## Direction
Extract all of the entries and set them down verbatim.

[BEGIN]

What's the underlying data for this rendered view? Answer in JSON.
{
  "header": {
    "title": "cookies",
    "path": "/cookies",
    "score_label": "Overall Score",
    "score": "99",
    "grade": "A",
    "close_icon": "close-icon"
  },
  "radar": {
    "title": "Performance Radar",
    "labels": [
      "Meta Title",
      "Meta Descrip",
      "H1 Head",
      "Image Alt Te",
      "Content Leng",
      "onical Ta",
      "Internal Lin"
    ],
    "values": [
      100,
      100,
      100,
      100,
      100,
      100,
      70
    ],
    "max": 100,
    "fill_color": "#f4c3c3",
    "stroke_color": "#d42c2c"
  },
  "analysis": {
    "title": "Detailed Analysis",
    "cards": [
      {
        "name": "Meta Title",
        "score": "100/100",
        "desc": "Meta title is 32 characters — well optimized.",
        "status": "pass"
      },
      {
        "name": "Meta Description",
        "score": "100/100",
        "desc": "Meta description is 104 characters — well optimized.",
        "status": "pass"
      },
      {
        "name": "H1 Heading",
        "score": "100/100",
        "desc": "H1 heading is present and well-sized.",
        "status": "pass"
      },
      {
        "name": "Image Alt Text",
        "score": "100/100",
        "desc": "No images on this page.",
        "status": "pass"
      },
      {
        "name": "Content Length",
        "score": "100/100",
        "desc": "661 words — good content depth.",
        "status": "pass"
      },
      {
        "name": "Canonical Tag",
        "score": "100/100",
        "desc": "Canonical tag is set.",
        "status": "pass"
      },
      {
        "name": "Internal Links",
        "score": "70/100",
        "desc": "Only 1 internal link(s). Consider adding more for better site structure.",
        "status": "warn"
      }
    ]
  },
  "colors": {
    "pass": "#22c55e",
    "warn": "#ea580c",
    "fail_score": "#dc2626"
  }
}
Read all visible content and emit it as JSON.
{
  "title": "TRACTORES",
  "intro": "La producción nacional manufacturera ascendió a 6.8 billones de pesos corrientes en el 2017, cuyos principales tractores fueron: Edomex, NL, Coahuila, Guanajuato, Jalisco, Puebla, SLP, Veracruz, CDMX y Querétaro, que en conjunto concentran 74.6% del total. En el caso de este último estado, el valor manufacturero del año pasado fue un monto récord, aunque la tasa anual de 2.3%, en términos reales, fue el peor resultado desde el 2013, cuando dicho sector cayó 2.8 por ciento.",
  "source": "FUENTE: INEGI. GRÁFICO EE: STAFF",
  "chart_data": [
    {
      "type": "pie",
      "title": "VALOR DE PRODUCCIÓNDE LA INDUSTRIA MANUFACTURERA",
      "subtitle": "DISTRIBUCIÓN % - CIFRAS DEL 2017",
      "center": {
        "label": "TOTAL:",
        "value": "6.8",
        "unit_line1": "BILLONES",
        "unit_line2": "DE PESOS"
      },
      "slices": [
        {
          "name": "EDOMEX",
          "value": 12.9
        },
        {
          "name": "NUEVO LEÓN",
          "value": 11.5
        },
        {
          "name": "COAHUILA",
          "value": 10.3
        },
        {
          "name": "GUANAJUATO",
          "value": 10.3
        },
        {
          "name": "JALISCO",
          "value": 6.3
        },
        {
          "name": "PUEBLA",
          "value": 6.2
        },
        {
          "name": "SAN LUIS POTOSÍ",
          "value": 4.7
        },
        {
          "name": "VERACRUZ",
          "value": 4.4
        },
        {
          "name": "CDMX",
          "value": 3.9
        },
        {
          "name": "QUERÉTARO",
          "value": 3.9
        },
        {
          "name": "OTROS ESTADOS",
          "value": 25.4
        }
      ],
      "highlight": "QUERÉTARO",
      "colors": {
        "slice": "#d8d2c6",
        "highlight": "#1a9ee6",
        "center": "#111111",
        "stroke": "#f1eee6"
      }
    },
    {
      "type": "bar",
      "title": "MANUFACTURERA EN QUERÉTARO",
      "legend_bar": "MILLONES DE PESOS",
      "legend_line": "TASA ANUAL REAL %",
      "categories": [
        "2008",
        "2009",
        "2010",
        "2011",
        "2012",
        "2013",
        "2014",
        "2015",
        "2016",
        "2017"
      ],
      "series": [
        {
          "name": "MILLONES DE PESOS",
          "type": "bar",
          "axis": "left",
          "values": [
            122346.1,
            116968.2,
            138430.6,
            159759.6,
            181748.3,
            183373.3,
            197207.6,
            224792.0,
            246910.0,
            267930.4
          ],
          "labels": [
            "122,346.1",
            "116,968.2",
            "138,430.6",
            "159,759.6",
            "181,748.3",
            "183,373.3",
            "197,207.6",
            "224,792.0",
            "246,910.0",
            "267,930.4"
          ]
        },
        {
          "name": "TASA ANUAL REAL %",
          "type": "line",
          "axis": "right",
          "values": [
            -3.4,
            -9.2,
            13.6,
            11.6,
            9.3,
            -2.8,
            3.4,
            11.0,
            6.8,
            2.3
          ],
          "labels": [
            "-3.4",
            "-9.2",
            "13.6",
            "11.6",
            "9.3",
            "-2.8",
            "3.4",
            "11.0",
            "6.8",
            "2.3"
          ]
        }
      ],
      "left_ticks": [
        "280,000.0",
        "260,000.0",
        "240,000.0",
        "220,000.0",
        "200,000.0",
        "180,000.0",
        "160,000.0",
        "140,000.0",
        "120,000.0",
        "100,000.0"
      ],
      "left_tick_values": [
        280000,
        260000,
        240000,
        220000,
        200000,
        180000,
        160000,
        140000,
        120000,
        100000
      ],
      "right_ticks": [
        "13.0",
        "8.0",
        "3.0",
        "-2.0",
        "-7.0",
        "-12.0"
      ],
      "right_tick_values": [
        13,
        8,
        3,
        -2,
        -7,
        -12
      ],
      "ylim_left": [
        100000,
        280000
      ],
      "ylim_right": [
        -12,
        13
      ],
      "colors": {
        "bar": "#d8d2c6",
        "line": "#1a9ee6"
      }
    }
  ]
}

[END]

## Output below
What's the underlying data for this rendered view? Answer in JSON.
{
  "header": {
    "title": "cookies",
    "path": "/cookies",
    "score_label": "Overall Score",
    "score": "99",
    "grade": "A",
    "close_icon": "close-icon"
  },
  "radar": {
    "title": "Performance Radar",
    "labels": [
      "Meta Title",
      "Meta Descrip",
      "H1 Head",
      "Image Alt Te",
      "Content Leng",
      "onical Ta",
      "Internal Lin"
    ],
    "values": [
      100,
      100,
      100,
      100,
      100,
      100,
      70
    ],
    "max": 100,
    "fill_color": "#f4c3c3",
    "stroke_color": "#d42c2c"
  },
  "analysis": {
    "title": "Detailed Analysis",
    "cards": [
      {
        "name": "Meta Title",
        "score": "100/100",
        "desc": "Meta title is 32 characters — well optimized.",
        "status": "pass"
      },
      {
        "name": "Meta Description",
        "score": "100/100",
        "desc": "Meta description is 104 characters — well optimized.",
        "status": "pass"
      },
      {
        "name": "H1 Heading",
        "score": "100/100",
        "desc": "H1 heading is present and well-sized.",
        "status": "pass"
      },
      {
        "name": "Image Alt Text",
        "score": "100/100",
        "desc": "No images on this page.",
        "status": "pass"
      },
      {
        "name": "Content Length",
        "score": "100/100",
        "desc": "661 words — good content depth.",
        "status": "pass"
      },
      {
        "name": "Canonical Tag",
        "score": "100/100",
        "desc": "Canonical tag is set.",
        "status": "pass"
      },
      {
        "name": "Internal Links",
        "score": "70/100",
        "desc": "Only 1 internal link(s). Consider adding more for better site structure.",
        "status": "warn"
      }
    ]
  },
  "colors": {
    "pass": "#22c55e",
    "warn": "#ea580c",
    "fail_score": "#dc2626"
  }
}
Read all visible content and emit it as JSON.
{
  "title": "TRACTORES",
  "intro": "La producción nacional manufacturera ascendió a 6.8 billones de pesos corrientes en el 2017, cuyos principales tractores fueron: Edomex, NL, Coahuila, Guanajuato, Jalisco, Puebla, SLP, Veracruz, CDMX y Querétaro, que en conjunto concentran 74.6% del total. En el caso de este último estado, el valor manufacturero del año pasado fue un monto récord, aunque la tasa anual de 2.3%, en términos reales, fue el peor resultado desde el 2013, cuando dicho sector cayó 2.8 por ciento.",
  "source": "FUENTE: INEGI. GRÁFICO EE: STAFF",
  "chart_data": [
    {
      "type": "pie",
      "title": "VALOR DE PRODUCCIÓNDE LA INDUSTRIA MANUFACTURERA",
      "subtitle": "DISTRIBUCIÓN % - CIFRAS DEL 2017",
      "center": {
        "label": "TOTAL:",
        "value": "6.8",
        "unit_line1": "BILLONES",
        "unit_line2": "DE PESOS"
      },
      "slices": [
        {
          "name": "EDOMEX",
          "value": 12.9
        },
        {
          "name": "NUEVO LEÓN",
          "value": 11.5
        },
        {
          "name": "COAHUILA",
          "value": 10.3
        },
        {
          "name": "GUANAJUATO",
          "value": 10.3
        },
        {
          "name": "JALISCO",
          "value": 6.3
        },
        {
          "name": "PUEBLA",
          "value": 6.2
        },
        {
          "name": "SAN LUIS POTOSÍ",
          "value": 4.7
        },
        {
          "name": "VERACRUZ",
          "value": 4.4
        },
        {
          "name": "CDMX",
          "value": 3.9
        },
        {
          "name": "QUERÉTARO",
          "value": 3.9
        },
        {
          "name": "OTROS ESTADOS",
          "value": 25.4
        }
      ],
      "highlight": "QUERÉTARO",
      "colors": {
        "slice": "#d8d2c6",
        "highlight": "#1a9ee6",
        "center": "#111111",
        "stroke": "#f1eee6"
      }
    },
    {
      "type": "bar",
      "title": "MANUFACTURERA EN QUERÉTARO",
      "legend_bar": "MILLONES DE PESOS",
      "legend_line": "TASA ANUAL REAL %",
      "categories": [
        "2008",
        "2009",
        "2010",
        "2011",
        "2012",
        "2013",
        "2014",
        "2015",
        "2016",
        "2017"
      ],
      "series": [
        {
          "name": "MILLONES DE PESOS",
          "type": "bar",
          "axis": "left",
          "values": [
            122346.1,
            116968.2,
            138430.6,
            159759.6,
            181748.3,
            183373.3,
            197207.6,
            224792.0,
            246910.0,
            267930.4
          ],
          "labels": [
            "122,346.1",
            "116,968.2",
            "138,430.6",
            "159,759.6",
            "181,748.3",
            "183,373.3",
            "197,207.6",
            "224,792.0",
            "246,910.0",
            "267,930.4"
          ]
        },
        {
          "name": "TASA ANUAL REAL %",
          "type": "line",
          "axis": "right",
          "values": [
            -3.4,
            -9.2,
            13.6,
            11.6,
            9.3,
            -2.8,
            3.4,
            11.0,
            6.8,
            2.3
          ],
          "labels": [
            "-3.4",
            "-9.2",
            "13.6",
            "11.6",
            "9.3",
            "-2.8",
            "3.4",
            "11.0",
            "6.8",
            "2.3"
          ]
        }
      ],
      "left_ticks": [
        "280,000.0",
        "260,000.0",
        "240,000.0",
        "220,000.0",
        "200,000.0",
        "180,000.0",
        "160,000.0",
        "140,000.0",
        "120,000.0",
        "100,000.0"
      ],
      "left_tick_values": [
        280000,
        260000,
        240000,
        220000,
        200000,
        180000,
        160000,
        140000,
        120000,
        100000
      ],
      "right_ticks": [
        "13.0",
        "8.0",
        "3.0",
        "-2.0",
        "-7.0",
        "-12.0"
      ],
      "right_tick_values": [
        13,
        8,
        3,
        -2,
        -7,
        -12
      ],
      "ylim_left": [
        100000,
        280000
      ],
      "ylim_right": [
        -12,
        13
      ],
      "colors": {
        "bar": "#d8d2c6",
        "line": "#1a9ee6"
      }
    }
  ]
}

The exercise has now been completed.